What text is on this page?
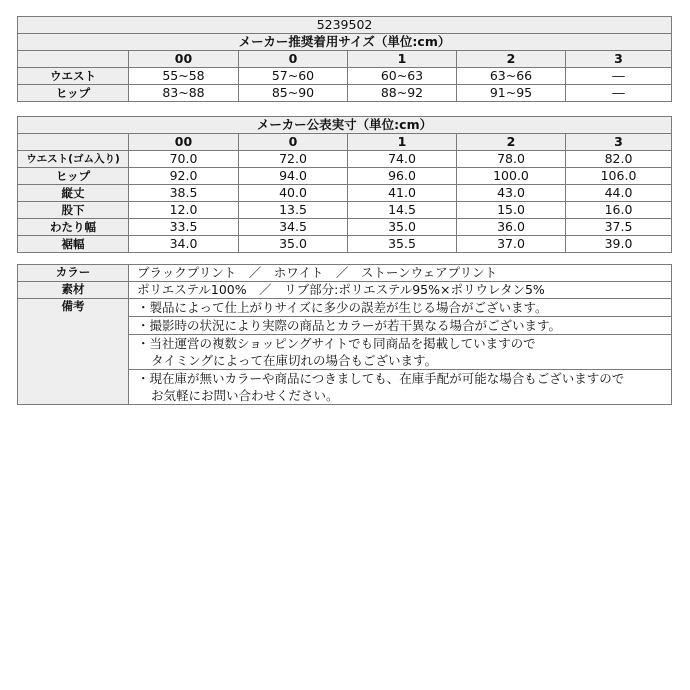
5239502					
メーカー推奨着用サイズ（単位:cm）					
	00	0	1	2	3
ウエスト	55~58	57~60	60~63	63~66	―
ヒップ	83~88	85~90	88~92	91~95	―
メーカー公表実寸（単位:cm）					
	00	0	1	2	3
ウエスト(ゴム入り)	70.0	72.0	74.0	78.0	82.0
ヒップ	92.0	94.0	96.0	100.0	106.0
縦丈	38.5	40.0	41.0	43.0	44.0
股下	12.0	13.5	14.5	15.0	16.0
わたり幅	33.5	34.5	35.0	36.0	37.5
裾幅	34.0	35.0	35.5	37.0	39.0
カラー	ブラックプリント　／　ホワイト　／　ストーンウェアプリント
素材	ポリエステル100%　／　リブ部分:ポリエステル95%×ポリウレタン5%
備考	・製品によって仕上がりサイズに多少の誤差が生じる場合がございます。

	・撮影時の状況により実際の商品とカラーが若干異なる場合がございます。

	・当社運営の複数ショッピングサイトでも同商品を掲載していますので
タイミングによって在庫切れの場合もございます。

	・現在庫が無いカラーや商品につきましても、在庫手配が可能な場合もございますので
お気軽にお問い合わせください。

Aim: Using the listing above, list every line in which the string "ウエスト" occurs.

Problem solution:
ウエスト	55~58	57~60	60~63	63~66	―
ウエスト(ゴム入り)	70.0	72.0	74.0	78.0	82.0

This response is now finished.